Provided data:
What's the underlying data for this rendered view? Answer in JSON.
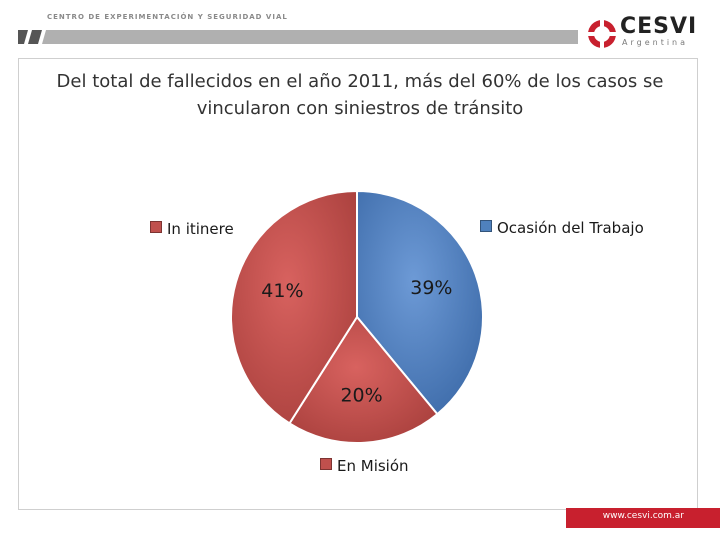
{
  "header": {
    "organization": "CENTRO DE EXPERIMENTACIÓN Y SEGURIDAD VIAL",
    "logo_name": "CESVI",
    "logo_sub": "Argentina"
  },
  "footer": {
    "url": "www.cesvi.com.ar"
  },
  "colors": {
    "brand_red": "#c8202e",
    "accent_blue": "#4f81bd",
    "accent_red": "#c0504d"
  },
  "chart_data": {
    "type": "pie",
    "title": "Del total de fallecidos en el año 2011, más del 60% de los casos se vincularon con siniestros de tránsito",
    "slices": [
      {
        "label": "Ocasión del Trabajo",
        "value": 39,
        "display": "39%",
        "color": "#4f81bd"
      },
      {
        "label": "En Misión",
        "value": 20,
        "display": "20%",
        "color": "#c0504d"
      },
      {
        "label": "In itinere",
        "value": 41,
        "display": "41%",
        "color": "#c0504d"
      }
    ],
    "start_angle": "12 o'clock",
    "direction": "clockwise"
  }
}
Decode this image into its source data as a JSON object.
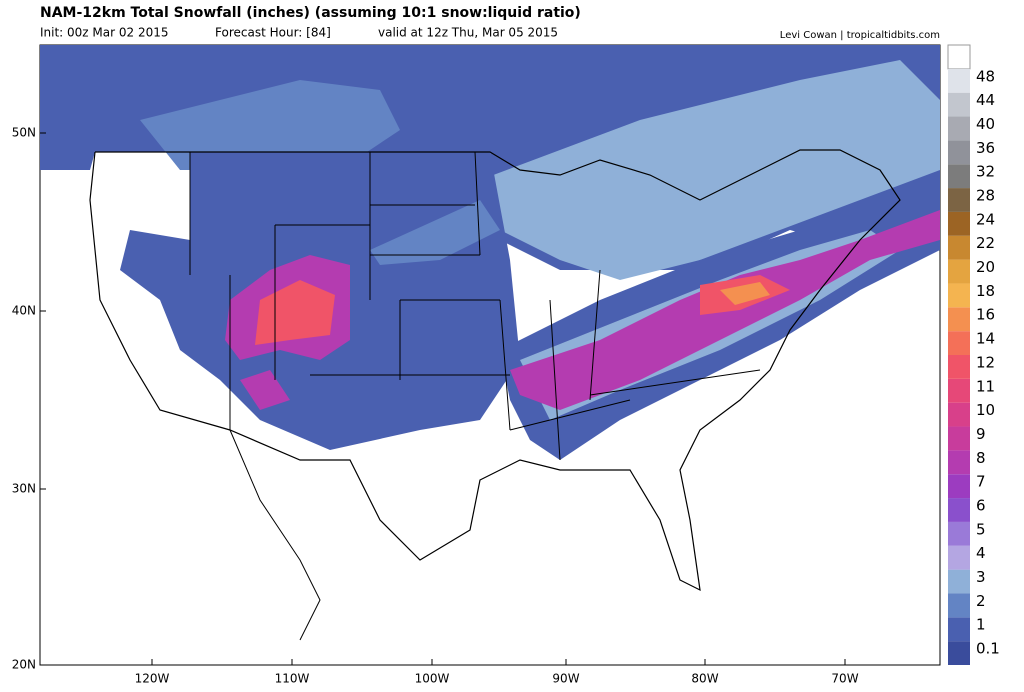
{
  "header": {
    "title": "NAM-12km Total Snowfall (inches) (assuming 10:1 snow:liquid ratio)",
    "init": "Init: 00z Mar 02 2015",
    "forecast_hour": "Forecast Hour: [84]",
    "valid": "valid at 12z Thu, Mar 05 2015",
    "credit": "Levi Cowan | tropicaltidbits.com"
  },
  "map": {
    "lat_labels": [
      "50N",
      "40N",
      "30N",
      "20N"
    ],
    "lon_labels": [
      "120W",
      "110W",
      "100W",
      "90W",
      "80W",
      "70W"
    ]
  },
  "colorbar": {
    "levels": [
      {
        "label": "0.1",
        "color": "#3a4c9c"
      },
      {
        "label": "1",
        "color": "#4a60b0"
      },
      {
        "label": "2",
        "color": "#6384c4"
      },
      {
        "label": "3",
        "color": "#8fb0d8"
      },
      {
        "label": "4",
        "color": "#b4a6e2"
      },
      {
        "label": "5",
        "color": "#9a7ad8"
      },
      {
        "label": "6",
        "color": "#8a50cc"
      },
      {
        "label": "7",
        "color": "#9c3cc0"
      },
      {
        "label": "8",
        "color": "#b43cb0"
      },
      {
        "label": "9",
        "color": "#c83c9c"
      },
      {
        "label": "10",
        "color": "#d8408a"
      },
      {
        "label": "11",
        "color": "#e64878"
      },
      {
        "label": "12",
        "color": "#f05468"
      },
      {
        "label": "14",
        "color": "#f47058"
      },
      {
        "label": "16",
        "color": "#f49050"
      },
      {
        "label": "18",
        "color": "#f4b450"
      },
      {
        "label": "20",
        "color": "#e4a440"
      },
      {
        "label": "22",
        "color": "#c88830"
      },
      {
        "label": "24",
        "color": "#9c6424"
      },
      {
        "label": "28",
        "color": "#7c6444"
      },
      {
        "label": "32",
        "color": "#7c7c7c"
      },
      {
        "label": "36",
        "color": "#90929a"
      },
      {
        "label": "40",
        "color": "#a8aab2"
      },
      {
        "label": "44",
        "color": "#c2c6ce"
      },
      {
        "label": "48",
        "color": "#dfe3ea"
      }
    ]
  }
}
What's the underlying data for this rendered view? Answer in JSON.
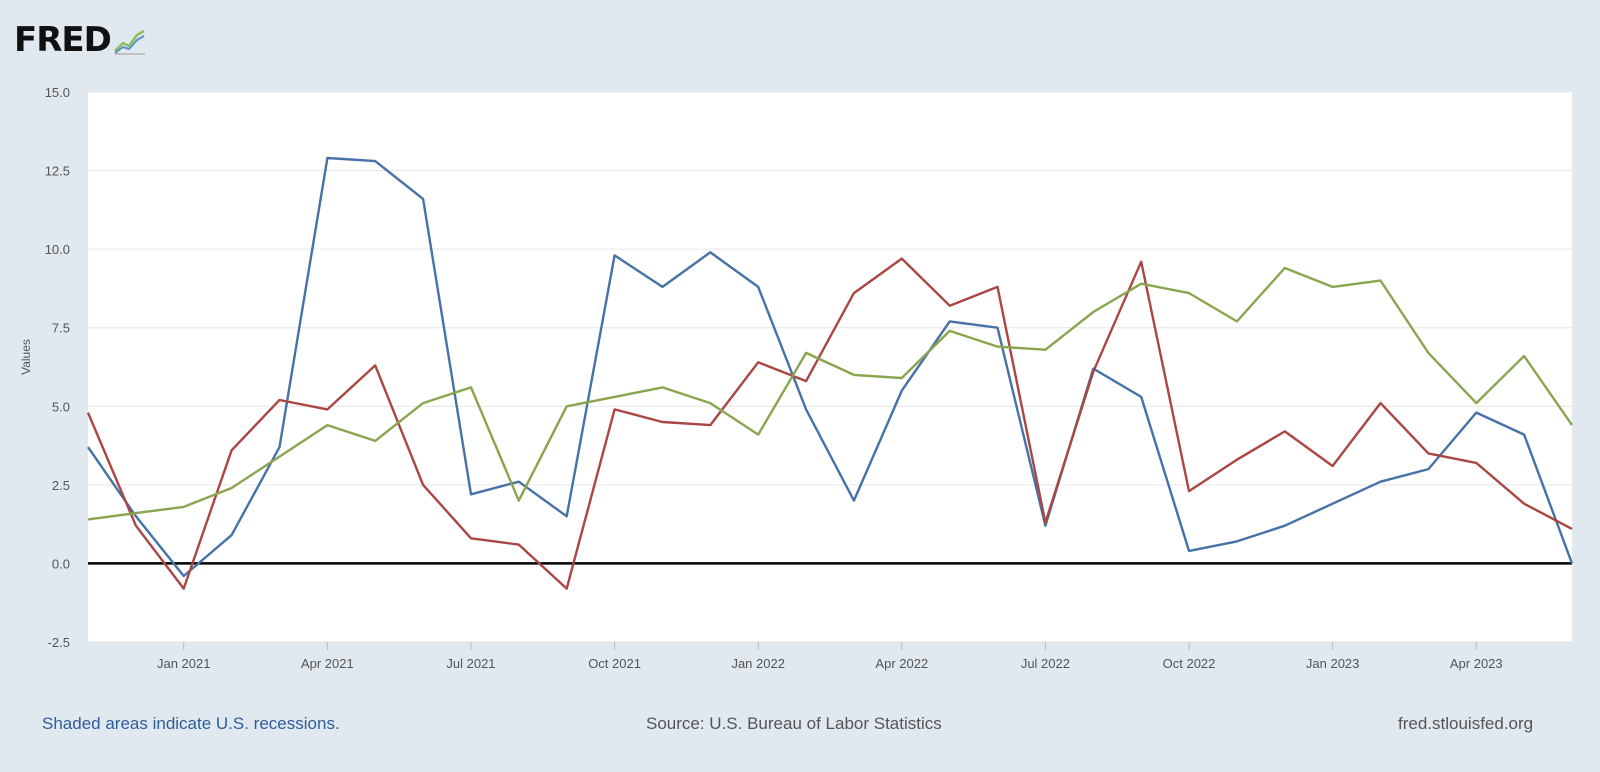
{
  "header": {
    "logo_text": "FRED"
  },
  "footer": {
    "recession_note": "Shaded areas indicate U.S. recessions.",
    "source": "Source: U.S. Bureau of Labor Statistics",
    "site": "fred.stlouisfed.org"
  },
  "chart_data": {
    "type": "line",
    "title": "",
    "xlabel": "",
    "ylabel": "Values",
    "ylim": [
      -2.5,
      15.0
    ],
    "yticks": [
      -2.5,
      0.0,
      2.5,
      5.0,
      7.5,
      10.0,
      12.5,
      15.0
    ],
    "ytick_labels": [
      "-2.5",
      "0.0",
      "2.5",
      "5.0",
      "7.5",
      "10.0",
      "12.5",
      "15.0"
    ],
    "x": [
      "2020-11",
      "2020-12",
      "2021-01",
      "2021-02",
      "2021-03",
      "2021-04",
      "2021-05",
      "2021-06",
      "2021-07",
      "2021-08",
      "2021-09",
      "2021-10",
      "2021-11",
      "2021-12",
      "2022-01",
      "2022-02",
      "2022-03",
      "2022-04",
      "2022-05",
      "2022-06",
      "2022-07",
      "2022-08",
      "2022-09",
      "2022-10",
      "2022-11",
      "2022-12",
      "2023-01",
      "2023-02",
      "2023-03",
      "2023-04",
      "2023-05",
      "2023-06"
    ],
    "xlim": [
      "2020-11",
      "2023-06"
    ],
    "xtick_labels": [
      {
        "x": "2021-01",
        "label": "Jan 2021"
      },
      {
        "x": "2021-04",
        "label": "Apr 2021"
      },
      {
        "x": "2021-07",
        "label": "Jul 2021"
      },
      {
        "x": "2021-10",
        "label": "Oct 2021"
      },
      {
        "x": "2022-01",
        "label": "Jan 2022"
      },
      {
        "x": "2022-04",
        "label": "Apr 2022"
      },
      {
        "x": "2022-07",
        "label": "Jul 2022"
      },
      {
        "x": "2022-10",
        "label": "Oct 2022"
      },
      {
        "x": "2023-01",
        "label": "Jan 2023"
      },
      {
        "x": "2023-04",
        "label": "Apr 2023"
      }
    ],
    "series": [
      {
        "color": "#4572a7",
        "values": [
          3.7,
          1.5,
          -0.4,
          0.9,
          3.7,
          12.9,
          12.8,
          11.6,
          2.2,
          2.6,
          1.5,
          9.8,
          8.8,
          9.9,
          8.8,
          4.9,
          2.0,
          5.5,
          7.7,
          7.5,
          1.2,
          6.2,
          5.3,
          0.4,
          0.7,
          1.2,
          1.9,
          2.6,
          3.0,
          4.8,
          4.1,
          0.0
        ]
      },
      {
        "color": "#aa4643",
        "values": [
          4.8,
          1.2,
          -0.8,
          3.6,
          5.2,
          4.9,
          6.3,
          2.5,
          0.8,
          0.6,
          -0.8,
          4.9,
          4.5,
          4.4,
          6.4,
          5.8,
          8.6,
          9.7,
          8.2,
          8.8,
          1.3,
          6.1,
          9.6,
          2.3,
          3.3,
          4.2,
          3.1,
          5.1,
          3.5,
          3.2,
          1.9,
          1.1
        ]
      },
      {
        "color": "#89a54e",
        "values": [
          1.4,
          1.6,
          1.8,
          2.4,
          3.4,
          4.4,
          3.9,
          5.1,
          5.6,
          2.0,
          5.0,
          5.3,
          5.6,
          5.1,
          4.1,
          6.7,
          6.0,
          5.9,
          7.4,
          6.9,
          6.8,
          8.0,
          8.9,
          8.6,
          7.7,
          9.4,
          8.8,
          9.0,
          6.7,
          5.1,
          6.6,
          4.4
        ]
      }
    ],
    "grid": true,
    "legend": "none",
    "zero_line": true
  }
}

The request:
What comes back should match the records exactly, minus any pictures.

Written answer:
What's the underlying data for this rendered view? Answer in JSON.
{
  "header": {
    "organization": "CENTRO DE EXPERIMENTACIÓN Y SEGURIDAD VIAL",
    "logo_name": "CESVI",
    "logo_sub": "Argentina"
  },
  "footer": {
    "url": "www.cesvi.com.ar"
  },
  "colors": {
    "brand_red": "#c8202e",
    "accent_blue": "#4f81bd",
    "accent_red": "#c0504d"
  },
  "chart_data": {
    "type": "pie",
    "title": "Del total de fallecidos en el año 2011, más del 60% de los casos se vincularon con siniestros de tránsito",
    "slices": [
      {
        "label": "Ocasión del Trabajo",
        "value": 39,
        "display": "39%",
        "color": "#4f81bd"
      },
      {
        "label": "En Misión",
        "value": 20,
        "display": "20%",
        "color": "#c0504d"
      },
      {
        "label": "In itinere",
        "value": 41,
        "display": "41%",
        "color": "#c0504d"
      }
    ],
    "start_angle": "12 o'clock",
    "direction": "clockwise"
  }
}
Decode this image into its source data as a JSON object.
{
  "header": {
    "title": "NAM-12km Total Snowfall (inches) (assuming 10:1 snow:liquid ratio)",
    "init": "Init: 00z Mar 02 2015",
    "forecast_hour": "Forecast Hour: [84]",
    "valid": "valid at 12z Thu, Mar 05 2015",
    "credit": "Levi Cowan | tropicaltidbits.com"
  },
  "map": {
    "lat_labels": [
      "50N",
      "40N",
      "30N",
      "20N"
    ],
    "lon_labels": [
      "120W",
      "110W",
      "100W",
      "90W",
      "80W",
      "70W"
    ]
  },
  "colorbar": {
    "levels": [
      {
        "label": "0.1",
        "color": "#3a4c9c"
      },
      {
        "label": "1",
        "color": "#4a60b0"
      },
      {
        "label": "2",
        "color": "#6384c4"
      },
      {
        "label": "3",
        "color": "#8fb0d8"
      },
      {
        "label": "4",
        "color": "#b4a6e2"
      },
      {
        "label": "5",
        "color": "#9a7ad8"
      },
      {
        "label": "6",
        "color": "#8a50cc"
      },
      {
        "label": "7",
        "color": "#9c3cc0"
      },
      {
        "label": "8",
        "color": "#b43cb0"
      },
      {
        "label": "9",
        "color": "#c83c9c"
      },
      {
        "label": "10",
        "color": "#d8408a"
      },
      {
        "label": "11",
        "color": "#e64878"
      },
      {
        "label": "12",
        "color": "#f05468"
      },
      {
        "label": "14",
        "color": "#f47058"
      },
      {
        "label": "16",
        "color": "#f49050"
      },
      {
        "label": "18",
        "color": "#f4b450"
      },
      {
        "label": "20",
        "color": "#e4a440"
      },
      {
        "label": "22",
        "color": "#c88830"
      },
      {
        "label": "24",
        "color": "#9c6424"
      },
      {
        "label": "28",
        "color": "#7c6444"
      },
      {
        "label": "32",
        "color": "#7c7c7c"
      },
      {
        "label": "36",
        "color": "#90929a"
      },
      {
        "label": "40",
        "color": "#a8aab2"
      },
      {
        "label": "44",
        "color": "#c2c6ce"
      },
      {
        "label": "48",
        "color": "#dfe3ea"
      }
    ]
  }
}
What's the underlying data for this rendered view? Answer in JSON.
{
  "header": {
    "logo_text": "FRED"
  },
  "footer": {
    "recession_note": "Shaded areas indicate U.S. recessions.",
    "source": "Source: U.S. Bureau of Labor Statistics",
    "site": "fred.stlouisfed.org"
  },
  "chart_data": {
    "type": "line",
    "title": "",
    "xlabel": "",
    "ylabel": "Values",
    "ylim": [
      -2.5,
      15.0
    ],
    "yticks": [
      -2.5,
      0.0,
      2.5,
      5.0,
      7.5,
      10.0,
      12.5,
      15.0
    ],
    "ytick_labels": [
      "-2.5",
      "0.0",
      "2.5",
      "5.0",
      "7.5",
      "10.0",
      "12.5",
      "15.0"
    ],
    "x": [
      "2020-11",
      "2020-12",
      "2021-01",
      "2021-02",
      "2021-03",
      "2021-04",
      "2021-05",
      "2021-06",
      "2021-07",
      "2021-08",
      "2021-09",
      "2021-10",
      "2021-11",
      "2021-12",
      "2022-01",
      "2022-02",
      "2022-03",
      "2022-04",
      "2022-05",
      "2022-06",
      "2022-07",
      "2022-08",
      "2022-09",
      "2022-10",
      "2022-11",
      "2022-12",
      "2023-01",
      "2023-02",
      "2023-03",
      "2023-04",
      "2023-05",
      "2023-06"
    ],
    "xlim": [
      "2020-11",
      "2023-06"
    ],
    "xtick_labels": [
      {
        "x": "2021-01",
        "label": "Jan 2021"
      },
      {
        "x": "2021-04",
        "label": "Apr 2021"
      },
      {
        "x": "2021-07",
        "label": "Jul 2021"
      },
      {
        "x": "2021-10",
        "label": "Oct 2021"
      },
      {
        "x": "2022-01",
        "label": "Jan 2022"
      },
      {
        "x": "2022-04",
        "label": "Apr 2022"
      },
      {
        "x": "2022-07",
        "label": "Jul 2022"
      },
      {
        "x": "2022-10",
        "label": "Oct 2022"
      },
      {
        "x": "2023-01",
        "label": "Jan 2023"
      },
      {
        "x": "2023-04",
        "label": "Apr 2023"
      }
    ],
    "series": [
      {
        "color": "#4572a7",
        "values": [
          3.7,
          1.5,
          -0.4,
          0.9,
          3.7,
          12.9,
          12.8,
          11.6,
          2.2,
          2.6,
          1.5,
          9.8,
          8.8,
          9.9,
          8.8,
          4.9,
          2.0,
          5.5,
          7.7,
          7.5,
          1.2,
          6.2,
          5.3,
          0.4,
          0.7,
          1.2,
          1.9,
          2.6,
          3.0,
          4.8,
          4.1,
          0.0
        ]
      },
      {
        "color": "#aa4643",
        "values": [
          4.8,
          1.2,
          -0.8,
          3.6,
          5.2,
          4.9,
          6.3,
          2.5,
          0.8,
          0.6,
          -0.8,
          4.9,
          4.5,
          4.4,
          6.4,
          5.8,
          8.6,
          9.7,
          8.2,
          8.8,
          1.3,
          6.1,
          9.6,
          2.3,
          3.3,
          4.2,
          3.1,
          5.1,
          3.5,
          3.2,
          1.9,
          1.1
        ]
      },
      {
        "color": "#89a54e",
        "values": [
          1.4,
          1.6,
          1.8,
          2.4,
          3.4,
          4.4,
          3.9,
          5.1,
          5.6,
          2.0,
          5.0,
          5.3,
          5.6,
          5.1,
          4.1,
          6.7,
          6.0,
          5.9,
          7.4,
          6.9,
          6.8,
          8.0,
          8.9,
          8.6,
          7.7,
          9.4,
          8.8,
          9.0,
          6.7,
          5.1,
          6.6,
          4.4
        ]
      }
    ],
    "grid": true,
    "legend": "none",
    "zero_line": true
  }
}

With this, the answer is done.